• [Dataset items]
———

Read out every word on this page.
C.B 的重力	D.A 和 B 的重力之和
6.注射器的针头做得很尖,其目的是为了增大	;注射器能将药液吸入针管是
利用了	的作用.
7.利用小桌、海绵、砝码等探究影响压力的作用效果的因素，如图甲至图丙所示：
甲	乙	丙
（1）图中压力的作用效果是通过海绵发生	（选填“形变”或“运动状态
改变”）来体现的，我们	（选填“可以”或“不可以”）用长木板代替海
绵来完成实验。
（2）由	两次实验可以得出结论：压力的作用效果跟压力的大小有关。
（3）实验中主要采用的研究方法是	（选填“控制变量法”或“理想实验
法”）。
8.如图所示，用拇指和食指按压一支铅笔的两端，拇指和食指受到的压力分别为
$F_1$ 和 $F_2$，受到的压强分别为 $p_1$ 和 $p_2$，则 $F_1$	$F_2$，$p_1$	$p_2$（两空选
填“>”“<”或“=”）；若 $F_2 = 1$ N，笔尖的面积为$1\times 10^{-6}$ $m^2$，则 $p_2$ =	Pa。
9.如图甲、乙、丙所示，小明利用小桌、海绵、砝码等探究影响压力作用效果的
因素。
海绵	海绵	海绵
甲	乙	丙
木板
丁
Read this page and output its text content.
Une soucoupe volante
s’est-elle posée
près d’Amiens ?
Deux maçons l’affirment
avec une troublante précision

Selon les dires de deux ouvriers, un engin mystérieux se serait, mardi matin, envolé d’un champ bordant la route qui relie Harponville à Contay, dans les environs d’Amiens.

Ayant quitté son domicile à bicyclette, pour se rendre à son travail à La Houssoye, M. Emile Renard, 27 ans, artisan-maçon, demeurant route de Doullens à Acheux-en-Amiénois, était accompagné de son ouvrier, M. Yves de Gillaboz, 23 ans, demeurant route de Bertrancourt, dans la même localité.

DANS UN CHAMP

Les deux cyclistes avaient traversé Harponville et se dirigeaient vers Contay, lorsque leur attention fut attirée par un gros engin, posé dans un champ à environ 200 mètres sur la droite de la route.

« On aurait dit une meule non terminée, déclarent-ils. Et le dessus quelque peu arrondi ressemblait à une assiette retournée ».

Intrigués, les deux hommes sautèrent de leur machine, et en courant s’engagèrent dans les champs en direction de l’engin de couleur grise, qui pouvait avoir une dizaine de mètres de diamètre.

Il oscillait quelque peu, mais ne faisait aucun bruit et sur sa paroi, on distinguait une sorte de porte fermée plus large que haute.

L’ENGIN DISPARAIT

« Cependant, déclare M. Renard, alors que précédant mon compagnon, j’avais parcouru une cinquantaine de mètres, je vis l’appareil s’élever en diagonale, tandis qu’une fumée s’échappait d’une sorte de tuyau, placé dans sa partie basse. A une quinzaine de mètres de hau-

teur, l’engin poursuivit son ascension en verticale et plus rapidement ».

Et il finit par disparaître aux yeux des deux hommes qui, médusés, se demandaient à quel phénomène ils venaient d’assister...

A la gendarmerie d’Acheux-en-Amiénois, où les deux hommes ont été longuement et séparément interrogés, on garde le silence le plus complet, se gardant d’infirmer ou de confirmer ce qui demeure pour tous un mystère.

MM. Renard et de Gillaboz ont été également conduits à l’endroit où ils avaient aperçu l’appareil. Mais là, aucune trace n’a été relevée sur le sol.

———

• [What you will do] Reproduce the records in full, exactly as written.

• [Completed exercise]
Read out every word on this page.
C.B 的重力	D.A 和 B 的重力之和
6.注射器的针头做得很尖,其目的是为了增大	;注射器能将药液吸入针管是
利用了	的作用.
7.利用小桌、海绵、砝码等探究影响压力的作用效果的因素，如图甲至图丙所示：
甲	乙	丙
（1）图中压力的作用效果是通过海绵发生	（选填“形变”或“运动状态
改变”）来体现的，我们	（选填“可以”或“不可以”）用长木板代替海
绵来完成实验。
（2）由	两次实验可以得出结论：压力的作用效果跟压力的大小有关。
（3）实验中主要采用的研究方法是	（选填“控制变量法”或“理想实验
法”）。
8.如图所示，用拇指和食指按压一支铅笔的两端，拇指和食指受到的压力分别为
$F_1$ 和 $F_2$，受到的压强分别为 $p_1$ 和 $p_2$，则 $F_1$	$F_2$，$p_1$	$p_2$（两空选
填“>”“<”或“=”）；若 $F_2 = 1$ N，笔尖的面积为$1\times 10^{-6}$ $m^2$，则 $p_2$ =	Pa。
9.如图甲、乙、丙所示，小明利用小桌、海绵、砝码等探究影响压力作用效果的
因素。
海绵	海绵	海绵
甲	乙	丙
木板
丁
Read this page and output its text content.
Une soucoupe volante
s’est-elle posée
près d’Amiens ?
Deux maçons l’affirment
avec une troublante précision

Selon les dires de deux ouvriers, un engin mystérieux se serait, mardi matin, envolé d’un champ bordant la route qui relie Harponville à Contay, dans les environs d’Amiens.

Ayant quitté son domicile à bicyclette, pour se rendre à son travail à La Houssoye, M. Emile Renard, 27 ans, artisan-maçon, demeurant route de Doullens à Acheux-en-Amiénois, était accompagné de son ouvrier, M. Yves de Gillaboz, 23 ans, demeurant route de Bertrancourt, dans la même localité.

DANS UN CHAMP

Les deux cyclistes avaient traversé Harponville et se dirigeaient vers Contay, lorsque leur attention fut attirée par un gros engin, posé dans un champ à environ 200 mètres sur la droite de la route.

« On aurait dit une meule non terminée, déclarent-ils. Et le dessus quelque peu arrondi ressemblait à une assiette retournée ».

Intrigués, les deux hommes sautèrent de leur machine, et en courant s’engagèrent dans les champs en direction de l’engin de couleur grise, qui pouvait avoir une dizaine de mètres de diamètre.

Il oscillait quelque peu, mais ne faisait aucun bruit et sur sa paroi, on distinguait une sorte de porte fermée plus large que haute.

L’ENGIN DISPARAIT

« Cependant, déclare M. Renard, alors que précédant mon compagnon, j’avais parcouru une cinquantaine de mètres, je vis l’appareil s’élever en diagonale, tandis qu’une fumée s’échappait d’une sorte de tuyau, placé dans sa partie basse. A une quinzaine de mètres de hau-

teur, l’engin poursuivit son ascension en verticale et plus rapidement ».

Et il finit par disparaître aux yeux des deux hommes qui, médusés, se demandaient à quel phénomène ils venaient d’assister...

A la gendarmerie d’Acheux-en-Amiénois, où les deux hommes ont été longuement et séparément interrogés, on garde le silence le plus complet, se gardant d’infirmer ou de confirmer ce qui demeure pour tous un mystère.

MM. Renard et de Gillaboz ont été également conduits à l’endroit où ils avaient aperçu l’appareil. Mais là, aucune trace n’a été relevée sur le sol.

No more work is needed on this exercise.